### Исходный текст:
Нам сказали, что мы можем выбивать двери квартир, если они закрыты, и заглядывать внутрь, но заходить в них не должны, так как здание сильно повреждено. Некоторые двери прогорели насквозь, так что все было видно; некоторые еще держались, но еле-еле, так на них подействовал огонь.
Мы принялись обходить квартиры одну за другой. Все выглядели так, будто в них разорвалась бомба: с пустыми полками, закопченными стенами, выгоревшие дотла – обугленные скелеты жилья, которым они когда-то были. Снаружи здания еще полыхал огонь; очаги пламени местами попадались и внутри.
Поднимаясь по лестнице, я ногой расчищал перед собой ступени, чтобы остальные члены команды могли беспрепятственно по ним пройти. Я был их лидером и старшим по возрасту. В одной руке я держал мощный прожектор, устойчивый к высоким температурам, специально разработанный для использования в задымленных помещениях.

### Приведённые записи:
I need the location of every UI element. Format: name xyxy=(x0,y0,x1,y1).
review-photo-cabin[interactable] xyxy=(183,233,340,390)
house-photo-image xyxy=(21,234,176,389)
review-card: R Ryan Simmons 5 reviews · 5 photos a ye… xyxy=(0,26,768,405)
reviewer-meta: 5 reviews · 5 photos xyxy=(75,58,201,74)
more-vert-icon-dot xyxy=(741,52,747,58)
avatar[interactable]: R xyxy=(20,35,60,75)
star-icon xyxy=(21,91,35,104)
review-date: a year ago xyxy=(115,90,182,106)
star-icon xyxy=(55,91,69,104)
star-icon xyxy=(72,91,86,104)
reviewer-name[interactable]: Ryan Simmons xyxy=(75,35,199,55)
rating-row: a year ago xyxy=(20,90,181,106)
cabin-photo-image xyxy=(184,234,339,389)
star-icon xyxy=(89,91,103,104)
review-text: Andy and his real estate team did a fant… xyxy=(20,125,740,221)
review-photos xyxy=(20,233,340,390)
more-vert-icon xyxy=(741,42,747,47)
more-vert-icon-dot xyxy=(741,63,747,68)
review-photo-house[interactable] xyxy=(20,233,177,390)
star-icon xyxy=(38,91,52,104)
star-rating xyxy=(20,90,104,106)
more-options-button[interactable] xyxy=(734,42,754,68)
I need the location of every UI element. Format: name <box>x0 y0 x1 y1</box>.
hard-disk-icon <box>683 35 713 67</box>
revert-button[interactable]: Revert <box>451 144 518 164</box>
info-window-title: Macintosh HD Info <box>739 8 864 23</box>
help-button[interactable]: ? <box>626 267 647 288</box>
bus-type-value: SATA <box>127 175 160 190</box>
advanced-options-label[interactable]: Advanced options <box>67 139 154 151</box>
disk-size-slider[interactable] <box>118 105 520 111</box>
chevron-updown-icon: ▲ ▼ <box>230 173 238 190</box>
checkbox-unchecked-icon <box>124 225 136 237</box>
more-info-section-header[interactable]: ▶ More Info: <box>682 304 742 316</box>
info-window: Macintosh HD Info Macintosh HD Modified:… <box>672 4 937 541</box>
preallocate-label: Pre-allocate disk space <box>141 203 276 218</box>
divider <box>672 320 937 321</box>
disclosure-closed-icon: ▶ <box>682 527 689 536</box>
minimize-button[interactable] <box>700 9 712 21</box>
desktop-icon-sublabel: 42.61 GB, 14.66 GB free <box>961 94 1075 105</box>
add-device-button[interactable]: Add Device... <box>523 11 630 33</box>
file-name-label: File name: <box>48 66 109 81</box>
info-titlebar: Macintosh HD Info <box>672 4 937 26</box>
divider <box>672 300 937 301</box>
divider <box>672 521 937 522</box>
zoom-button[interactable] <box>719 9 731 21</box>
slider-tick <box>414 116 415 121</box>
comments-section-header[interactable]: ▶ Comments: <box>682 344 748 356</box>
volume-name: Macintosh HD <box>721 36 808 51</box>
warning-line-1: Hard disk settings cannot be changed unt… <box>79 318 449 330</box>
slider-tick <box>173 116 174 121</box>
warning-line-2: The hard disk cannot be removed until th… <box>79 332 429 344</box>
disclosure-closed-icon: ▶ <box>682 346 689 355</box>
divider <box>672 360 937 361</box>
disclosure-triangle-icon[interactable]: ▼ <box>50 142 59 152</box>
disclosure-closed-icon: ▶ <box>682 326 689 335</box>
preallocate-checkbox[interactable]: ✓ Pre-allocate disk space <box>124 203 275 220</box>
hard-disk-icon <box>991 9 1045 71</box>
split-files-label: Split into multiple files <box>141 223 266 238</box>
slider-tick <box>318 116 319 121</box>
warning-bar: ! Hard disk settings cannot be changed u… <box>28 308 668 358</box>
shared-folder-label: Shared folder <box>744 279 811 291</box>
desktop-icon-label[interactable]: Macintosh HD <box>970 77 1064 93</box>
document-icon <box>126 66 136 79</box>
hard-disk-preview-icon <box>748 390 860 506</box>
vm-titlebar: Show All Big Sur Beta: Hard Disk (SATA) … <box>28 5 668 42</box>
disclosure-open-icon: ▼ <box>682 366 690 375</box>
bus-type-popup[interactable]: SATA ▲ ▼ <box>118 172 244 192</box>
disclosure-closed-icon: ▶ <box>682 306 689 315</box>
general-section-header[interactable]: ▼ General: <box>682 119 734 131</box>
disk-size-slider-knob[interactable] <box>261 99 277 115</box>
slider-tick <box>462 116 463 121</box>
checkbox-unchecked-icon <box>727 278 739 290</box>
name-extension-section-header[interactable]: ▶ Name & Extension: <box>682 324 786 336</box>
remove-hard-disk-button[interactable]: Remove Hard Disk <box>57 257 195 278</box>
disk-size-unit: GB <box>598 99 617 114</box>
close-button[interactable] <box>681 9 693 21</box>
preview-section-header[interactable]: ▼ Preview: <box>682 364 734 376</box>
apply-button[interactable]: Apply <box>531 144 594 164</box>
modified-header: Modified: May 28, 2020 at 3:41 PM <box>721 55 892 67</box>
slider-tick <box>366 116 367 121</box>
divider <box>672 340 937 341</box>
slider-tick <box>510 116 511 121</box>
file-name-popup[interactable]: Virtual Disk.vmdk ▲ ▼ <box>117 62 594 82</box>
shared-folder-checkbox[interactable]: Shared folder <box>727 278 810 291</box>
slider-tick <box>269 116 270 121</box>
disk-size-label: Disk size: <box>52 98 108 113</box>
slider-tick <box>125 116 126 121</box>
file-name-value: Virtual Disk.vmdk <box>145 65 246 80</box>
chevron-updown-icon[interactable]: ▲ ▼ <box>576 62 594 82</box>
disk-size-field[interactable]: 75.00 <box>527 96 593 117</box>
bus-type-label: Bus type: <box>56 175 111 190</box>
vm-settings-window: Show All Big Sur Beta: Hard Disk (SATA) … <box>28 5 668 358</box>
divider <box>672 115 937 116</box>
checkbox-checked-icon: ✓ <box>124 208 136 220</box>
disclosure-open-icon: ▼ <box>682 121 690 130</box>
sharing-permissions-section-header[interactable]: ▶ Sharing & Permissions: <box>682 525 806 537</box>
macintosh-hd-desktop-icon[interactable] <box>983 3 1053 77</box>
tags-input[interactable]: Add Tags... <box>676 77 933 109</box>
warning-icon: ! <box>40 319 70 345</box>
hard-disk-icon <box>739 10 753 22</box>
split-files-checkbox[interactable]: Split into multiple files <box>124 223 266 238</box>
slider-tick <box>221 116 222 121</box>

### Задания:
a) Перескажите исходный текст в двух предложениях.
b) Перепишите из исходного текста без изменений отрывок начиная со слов «Мы принялись обходить» и заканчивая словами «попадались и внутри.».

### Ответы на задания:
a) Команде разрешили выбивать запертые двери квартир в сильно поврежденном огнем здании и заглядывать внутрь, но не заходить туда. Обходя квартиры одну за другой, они видели выгоревшие дотла помещения с закопченными стенами, а рассказчик, лидер и самый старший в команде, расчищал ступени на лестнице, держа в руке жаропрочный прожектор для задымленных помещений.

b)
Мы принялись обходить квартиры одну за другой. Все выглядели так, будто в них разорвалась бомба: с пустыми полками, закопченными стенами, выгоревшие дотла – обугленные скелеты жилья, которым они когда-то были. Снаружи здания еще полыхал огонь; очаги пламени местами попадались и внутри.